▶ **THE PROBLEM**: From the entries below, list each line with "text".
>> Start
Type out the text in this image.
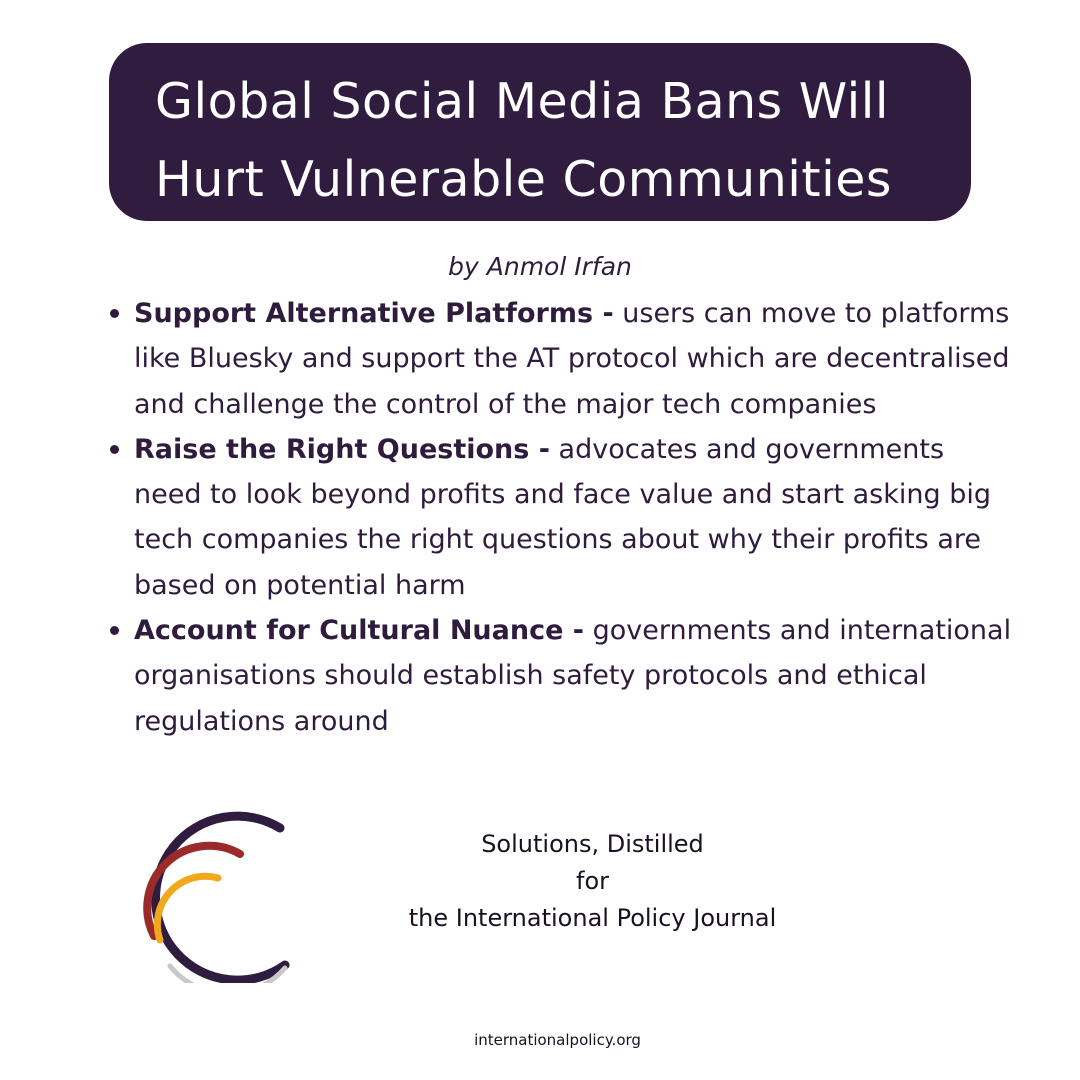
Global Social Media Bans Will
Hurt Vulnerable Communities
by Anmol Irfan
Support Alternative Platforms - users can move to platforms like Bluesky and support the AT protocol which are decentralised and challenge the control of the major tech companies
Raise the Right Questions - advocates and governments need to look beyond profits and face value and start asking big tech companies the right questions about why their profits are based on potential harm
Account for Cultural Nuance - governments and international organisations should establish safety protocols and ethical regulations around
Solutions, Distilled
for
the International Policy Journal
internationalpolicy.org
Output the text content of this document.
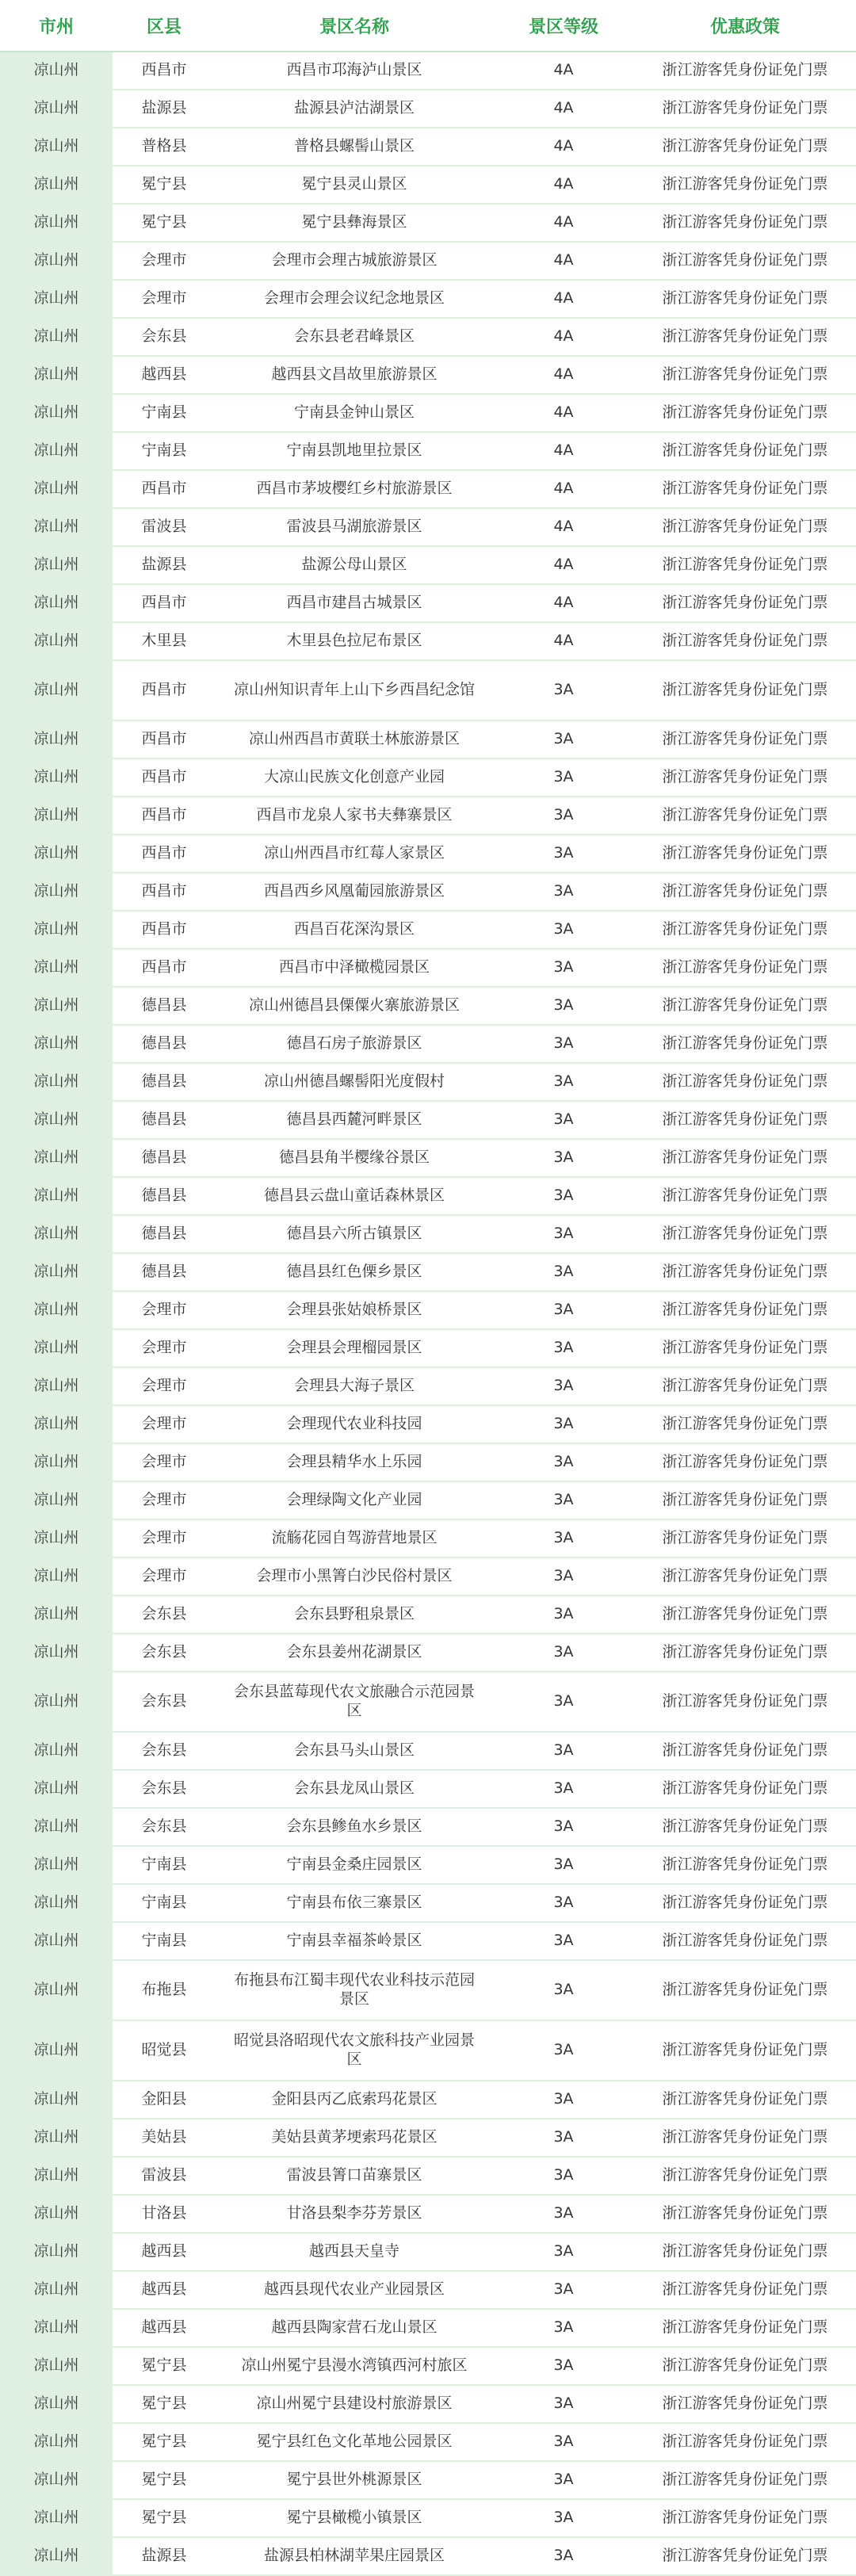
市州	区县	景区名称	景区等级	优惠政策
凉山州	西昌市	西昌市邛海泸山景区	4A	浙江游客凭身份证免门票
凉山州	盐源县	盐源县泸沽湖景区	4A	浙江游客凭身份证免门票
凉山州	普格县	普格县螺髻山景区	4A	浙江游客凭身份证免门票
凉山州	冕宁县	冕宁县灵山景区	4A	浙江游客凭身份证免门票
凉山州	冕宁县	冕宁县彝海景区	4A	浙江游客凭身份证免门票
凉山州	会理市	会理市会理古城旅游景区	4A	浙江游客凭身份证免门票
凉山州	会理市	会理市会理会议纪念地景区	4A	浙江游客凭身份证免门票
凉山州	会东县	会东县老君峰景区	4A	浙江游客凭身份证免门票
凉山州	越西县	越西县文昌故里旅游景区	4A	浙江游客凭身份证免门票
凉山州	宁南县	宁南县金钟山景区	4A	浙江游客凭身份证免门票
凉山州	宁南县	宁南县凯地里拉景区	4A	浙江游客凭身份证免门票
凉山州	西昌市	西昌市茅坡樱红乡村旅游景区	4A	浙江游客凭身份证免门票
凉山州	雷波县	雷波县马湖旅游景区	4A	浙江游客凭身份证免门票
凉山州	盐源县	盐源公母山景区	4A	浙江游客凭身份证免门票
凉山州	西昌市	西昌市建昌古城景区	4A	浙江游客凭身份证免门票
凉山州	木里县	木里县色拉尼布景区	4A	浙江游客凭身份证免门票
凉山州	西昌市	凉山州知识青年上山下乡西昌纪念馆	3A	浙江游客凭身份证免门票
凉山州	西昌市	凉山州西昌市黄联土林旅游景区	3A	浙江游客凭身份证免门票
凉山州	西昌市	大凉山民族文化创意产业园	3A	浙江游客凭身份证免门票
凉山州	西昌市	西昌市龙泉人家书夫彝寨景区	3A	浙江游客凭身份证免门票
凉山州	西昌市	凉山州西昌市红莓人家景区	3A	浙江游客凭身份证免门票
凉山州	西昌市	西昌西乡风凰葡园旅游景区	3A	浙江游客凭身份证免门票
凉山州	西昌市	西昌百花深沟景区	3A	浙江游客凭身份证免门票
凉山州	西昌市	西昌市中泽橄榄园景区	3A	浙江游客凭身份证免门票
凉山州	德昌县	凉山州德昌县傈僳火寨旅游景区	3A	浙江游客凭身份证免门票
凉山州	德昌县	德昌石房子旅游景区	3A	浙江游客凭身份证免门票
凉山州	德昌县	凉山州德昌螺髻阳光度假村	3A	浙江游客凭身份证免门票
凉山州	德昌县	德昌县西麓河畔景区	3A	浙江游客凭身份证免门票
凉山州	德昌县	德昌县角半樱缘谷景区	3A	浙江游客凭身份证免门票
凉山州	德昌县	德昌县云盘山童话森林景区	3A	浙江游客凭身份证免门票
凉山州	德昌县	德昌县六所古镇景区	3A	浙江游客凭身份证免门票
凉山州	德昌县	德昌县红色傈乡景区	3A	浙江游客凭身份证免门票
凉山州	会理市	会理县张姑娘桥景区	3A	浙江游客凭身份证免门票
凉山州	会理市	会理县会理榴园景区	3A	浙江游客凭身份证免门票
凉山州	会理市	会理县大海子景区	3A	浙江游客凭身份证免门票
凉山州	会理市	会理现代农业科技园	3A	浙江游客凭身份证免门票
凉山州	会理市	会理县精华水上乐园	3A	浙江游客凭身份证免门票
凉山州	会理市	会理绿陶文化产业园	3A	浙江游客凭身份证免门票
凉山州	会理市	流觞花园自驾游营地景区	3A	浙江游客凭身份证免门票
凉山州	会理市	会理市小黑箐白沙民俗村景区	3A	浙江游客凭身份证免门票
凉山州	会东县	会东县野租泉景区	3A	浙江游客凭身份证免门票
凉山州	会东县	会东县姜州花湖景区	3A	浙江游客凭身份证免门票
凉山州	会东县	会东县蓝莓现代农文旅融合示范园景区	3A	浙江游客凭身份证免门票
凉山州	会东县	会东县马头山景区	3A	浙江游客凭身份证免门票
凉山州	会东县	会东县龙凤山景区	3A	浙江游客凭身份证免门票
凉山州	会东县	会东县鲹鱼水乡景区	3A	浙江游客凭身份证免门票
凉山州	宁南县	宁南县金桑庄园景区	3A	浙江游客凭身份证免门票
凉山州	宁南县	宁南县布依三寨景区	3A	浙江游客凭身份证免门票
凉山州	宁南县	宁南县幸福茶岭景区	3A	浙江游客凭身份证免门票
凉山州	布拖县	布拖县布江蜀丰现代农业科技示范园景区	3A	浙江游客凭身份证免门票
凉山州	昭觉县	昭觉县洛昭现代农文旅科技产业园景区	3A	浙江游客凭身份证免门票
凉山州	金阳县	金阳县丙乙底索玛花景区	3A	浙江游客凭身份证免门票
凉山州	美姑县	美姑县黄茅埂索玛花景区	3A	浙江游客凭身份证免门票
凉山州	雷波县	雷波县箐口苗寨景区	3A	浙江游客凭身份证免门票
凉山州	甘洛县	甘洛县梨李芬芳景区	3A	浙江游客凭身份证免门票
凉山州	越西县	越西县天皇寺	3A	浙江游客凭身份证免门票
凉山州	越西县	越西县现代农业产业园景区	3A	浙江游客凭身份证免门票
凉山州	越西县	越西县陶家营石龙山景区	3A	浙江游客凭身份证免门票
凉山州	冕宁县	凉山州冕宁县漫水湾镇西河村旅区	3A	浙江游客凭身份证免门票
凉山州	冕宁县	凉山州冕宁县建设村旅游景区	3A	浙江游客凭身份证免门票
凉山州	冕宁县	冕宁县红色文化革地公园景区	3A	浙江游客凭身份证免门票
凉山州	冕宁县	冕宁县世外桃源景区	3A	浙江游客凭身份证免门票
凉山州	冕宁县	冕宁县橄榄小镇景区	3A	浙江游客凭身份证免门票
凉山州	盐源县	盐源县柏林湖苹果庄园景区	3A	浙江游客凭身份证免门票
>> End
▶ **SOLUTION TO THIS PROBLEM**:
Type out the text in this image.
Output the text content of this document.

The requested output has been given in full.